• Given instruction: List each line of the data in which the string "marker" appears.

(Structured figure records)
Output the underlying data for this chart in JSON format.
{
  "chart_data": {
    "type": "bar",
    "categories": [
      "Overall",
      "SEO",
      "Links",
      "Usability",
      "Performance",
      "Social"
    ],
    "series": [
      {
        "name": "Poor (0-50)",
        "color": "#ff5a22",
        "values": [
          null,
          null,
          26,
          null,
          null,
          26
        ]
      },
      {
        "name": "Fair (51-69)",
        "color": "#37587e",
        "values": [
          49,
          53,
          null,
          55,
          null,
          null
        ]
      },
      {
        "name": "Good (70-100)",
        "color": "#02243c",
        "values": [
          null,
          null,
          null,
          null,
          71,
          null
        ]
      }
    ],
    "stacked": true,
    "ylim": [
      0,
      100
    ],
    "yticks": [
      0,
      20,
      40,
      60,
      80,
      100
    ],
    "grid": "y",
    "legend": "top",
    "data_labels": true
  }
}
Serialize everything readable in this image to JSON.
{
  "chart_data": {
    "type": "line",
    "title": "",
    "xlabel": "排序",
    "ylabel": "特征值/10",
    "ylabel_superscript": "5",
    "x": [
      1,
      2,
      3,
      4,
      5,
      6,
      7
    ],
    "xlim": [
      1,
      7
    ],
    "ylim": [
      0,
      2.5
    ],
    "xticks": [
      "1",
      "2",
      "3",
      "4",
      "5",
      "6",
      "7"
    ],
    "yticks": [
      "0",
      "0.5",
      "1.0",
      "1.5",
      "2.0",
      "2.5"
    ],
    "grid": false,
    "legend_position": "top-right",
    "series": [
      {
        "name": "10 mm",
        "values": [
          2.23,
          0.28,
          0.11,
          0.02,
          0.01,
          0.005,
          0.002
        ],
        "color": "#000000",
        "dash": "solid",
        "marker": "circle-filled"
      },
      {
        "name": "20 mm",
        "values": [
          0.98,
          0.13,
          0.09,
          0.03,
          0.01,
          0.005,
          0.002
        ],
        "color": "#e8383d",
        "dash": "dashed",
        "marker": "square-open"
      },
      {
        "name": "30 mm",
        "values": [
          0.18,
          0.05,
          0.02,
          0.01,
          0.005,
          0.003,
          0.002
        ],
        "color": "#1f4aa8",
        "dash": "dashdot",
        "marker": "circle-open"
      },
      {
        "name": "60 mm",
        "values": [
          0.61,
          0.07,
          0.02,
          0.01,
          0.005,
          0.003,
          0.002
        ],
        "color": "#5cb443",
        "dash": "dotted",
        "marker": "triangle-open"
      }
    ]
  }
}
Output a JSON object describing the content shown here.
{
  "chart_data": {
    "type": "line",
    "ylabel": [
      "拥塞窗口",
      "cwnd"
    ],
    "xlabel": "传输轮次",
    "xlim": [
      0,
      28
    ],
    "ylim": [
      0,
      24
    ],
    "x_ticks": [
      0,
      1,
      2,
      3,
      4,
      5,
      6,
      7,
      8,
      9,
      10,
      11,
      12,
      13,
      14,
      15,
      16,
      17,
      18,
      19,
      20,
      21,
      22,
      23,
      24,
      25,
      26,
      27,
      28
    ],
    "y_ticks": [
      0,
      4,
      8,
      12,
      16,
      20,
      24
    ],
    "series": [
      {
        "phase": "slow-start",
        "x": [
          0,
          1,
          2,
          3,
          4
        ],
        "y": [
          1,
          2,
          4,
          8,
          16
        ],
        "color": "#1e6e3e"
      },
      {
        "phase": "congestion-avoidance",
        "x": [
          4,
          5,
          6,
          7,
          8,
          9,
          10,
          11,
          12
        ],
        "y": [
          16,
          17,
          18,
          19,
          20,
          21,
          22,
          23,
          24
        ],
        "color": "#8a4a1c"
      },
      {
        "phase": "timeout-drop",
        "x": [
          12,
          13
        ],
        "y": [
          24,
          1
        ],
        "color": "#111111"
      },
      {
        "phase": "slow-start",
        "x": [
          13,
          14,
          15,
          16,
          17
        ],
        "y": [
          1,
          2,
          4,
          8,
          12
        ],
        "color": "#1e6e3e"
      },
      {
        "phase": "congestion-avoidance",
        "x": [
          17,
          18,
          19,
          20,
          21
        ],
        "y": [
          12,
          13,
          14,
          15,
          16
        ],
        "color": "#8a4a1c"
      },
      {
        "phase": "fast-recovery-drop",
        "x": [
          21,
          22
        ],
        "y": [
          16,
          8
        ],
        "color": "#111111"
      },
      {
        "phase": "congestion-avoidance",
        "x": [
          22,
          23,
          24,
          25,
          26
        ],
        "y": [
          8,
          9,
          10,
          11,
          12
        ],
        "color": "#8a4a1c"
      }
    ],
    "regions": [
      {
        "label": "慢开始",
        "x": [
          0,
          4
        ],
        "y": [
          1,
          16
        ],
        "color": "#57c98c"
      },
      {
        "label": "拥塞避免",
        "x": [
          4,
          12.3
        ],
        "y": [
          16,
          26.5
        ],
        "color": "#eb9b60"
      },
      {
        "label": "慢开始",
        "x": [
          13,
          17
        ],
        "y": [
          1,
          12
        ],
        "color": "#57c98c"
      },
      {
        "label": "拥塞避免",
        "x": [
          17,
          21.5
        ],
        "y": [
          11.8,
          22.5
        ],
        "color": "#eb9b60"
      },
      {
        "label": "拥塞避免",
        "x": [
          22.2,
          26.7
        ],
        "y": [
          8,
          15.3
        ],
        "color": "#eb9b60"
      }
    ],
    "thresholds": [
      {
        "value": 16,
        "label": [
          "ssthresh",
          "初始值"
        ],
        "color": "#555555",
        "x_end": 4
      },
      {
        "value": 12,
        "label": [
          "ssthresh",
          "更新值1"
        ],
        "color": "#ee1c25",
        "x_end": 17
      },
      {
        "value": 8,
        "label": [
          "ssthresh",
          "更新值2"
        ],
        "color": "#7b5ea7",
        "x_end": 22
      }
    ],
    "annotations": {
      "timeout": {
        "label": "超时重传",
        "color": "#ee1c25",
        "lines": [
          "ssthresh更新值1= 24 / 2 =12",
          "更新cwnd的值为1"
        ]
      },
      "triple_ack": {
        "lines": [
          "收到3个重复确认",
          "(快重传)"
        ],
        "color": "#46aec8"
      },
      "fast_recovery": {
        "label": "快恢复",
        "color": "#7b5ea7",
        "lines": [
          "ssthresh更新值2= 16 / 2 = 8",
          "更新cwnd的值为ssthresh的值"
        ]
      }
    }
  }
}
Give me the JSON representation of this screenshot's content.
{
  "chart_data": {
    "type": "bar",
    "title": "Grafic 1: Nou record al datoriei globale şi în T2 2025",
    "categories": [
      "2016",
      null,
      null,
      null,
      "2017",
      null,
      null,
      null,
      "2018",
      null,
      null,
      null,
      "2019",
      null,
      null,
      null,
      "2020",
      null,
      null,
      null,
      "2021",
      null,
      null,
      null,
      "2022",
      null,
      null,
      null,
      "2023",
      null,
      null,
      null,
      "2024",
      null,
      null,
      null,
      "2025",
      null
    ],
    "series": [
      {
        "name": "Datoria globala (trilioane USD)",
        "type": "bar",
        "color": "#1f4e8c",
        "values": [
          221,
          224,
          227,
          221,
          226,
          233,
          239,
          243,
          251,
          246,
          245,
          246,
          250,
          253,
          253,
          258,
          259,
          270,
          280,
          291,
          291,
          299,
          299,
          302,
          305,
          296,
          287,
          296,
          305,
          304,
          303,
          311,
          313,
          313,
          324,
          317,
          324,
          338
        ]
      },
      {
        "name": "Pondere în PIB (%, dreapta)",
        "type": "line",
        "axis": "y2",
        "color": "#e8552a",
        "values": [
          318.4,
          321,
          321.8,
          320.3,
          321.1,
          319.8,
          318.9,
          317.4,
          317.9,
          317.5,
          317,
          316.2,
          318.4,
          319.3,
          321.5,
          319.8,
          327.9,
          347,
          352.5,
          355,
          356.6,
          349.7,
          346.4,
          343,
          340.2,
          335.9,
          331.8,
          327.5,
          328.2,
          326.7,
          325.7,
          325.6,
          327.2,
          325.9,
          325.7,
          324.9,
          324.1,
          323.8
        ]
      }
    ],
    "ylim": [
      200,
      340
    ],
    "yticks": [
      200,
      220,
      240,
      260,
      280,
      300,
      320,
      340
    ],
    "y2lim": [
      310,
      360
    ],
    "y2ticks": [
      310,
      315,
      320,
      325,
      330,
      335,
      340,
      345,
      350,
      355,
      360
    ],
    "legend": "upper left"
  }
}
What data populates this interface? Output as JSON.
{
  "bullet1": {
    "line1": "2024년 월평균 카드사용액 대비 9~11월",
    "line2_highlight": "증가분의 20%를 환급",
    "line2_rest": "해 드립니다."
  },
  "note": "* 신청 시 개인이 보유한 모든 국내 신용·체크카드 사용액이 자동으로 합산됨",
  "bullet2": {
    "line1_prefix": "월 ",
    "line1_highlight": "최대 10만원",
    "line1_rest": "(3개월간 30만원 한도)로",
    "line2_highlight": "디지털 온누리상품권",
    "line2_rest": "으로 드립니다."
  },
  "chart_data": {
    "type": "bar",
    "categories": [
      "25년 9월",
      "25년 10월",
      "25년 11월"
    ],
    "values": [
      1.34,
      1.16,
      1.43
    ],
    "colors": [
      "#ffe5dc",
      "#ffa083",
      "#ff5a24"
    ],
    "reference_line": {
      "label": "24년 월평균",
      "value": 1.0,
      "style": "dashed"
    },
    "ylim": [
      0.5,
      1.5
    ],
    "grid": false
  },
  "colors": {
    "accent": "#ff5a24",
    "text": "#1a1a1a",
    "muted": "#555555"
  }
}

• Response below:
        "marker": "circle-filled"
        "marker": "square-open"
        "marker": "circle-open"
        "marker": "triangle-open"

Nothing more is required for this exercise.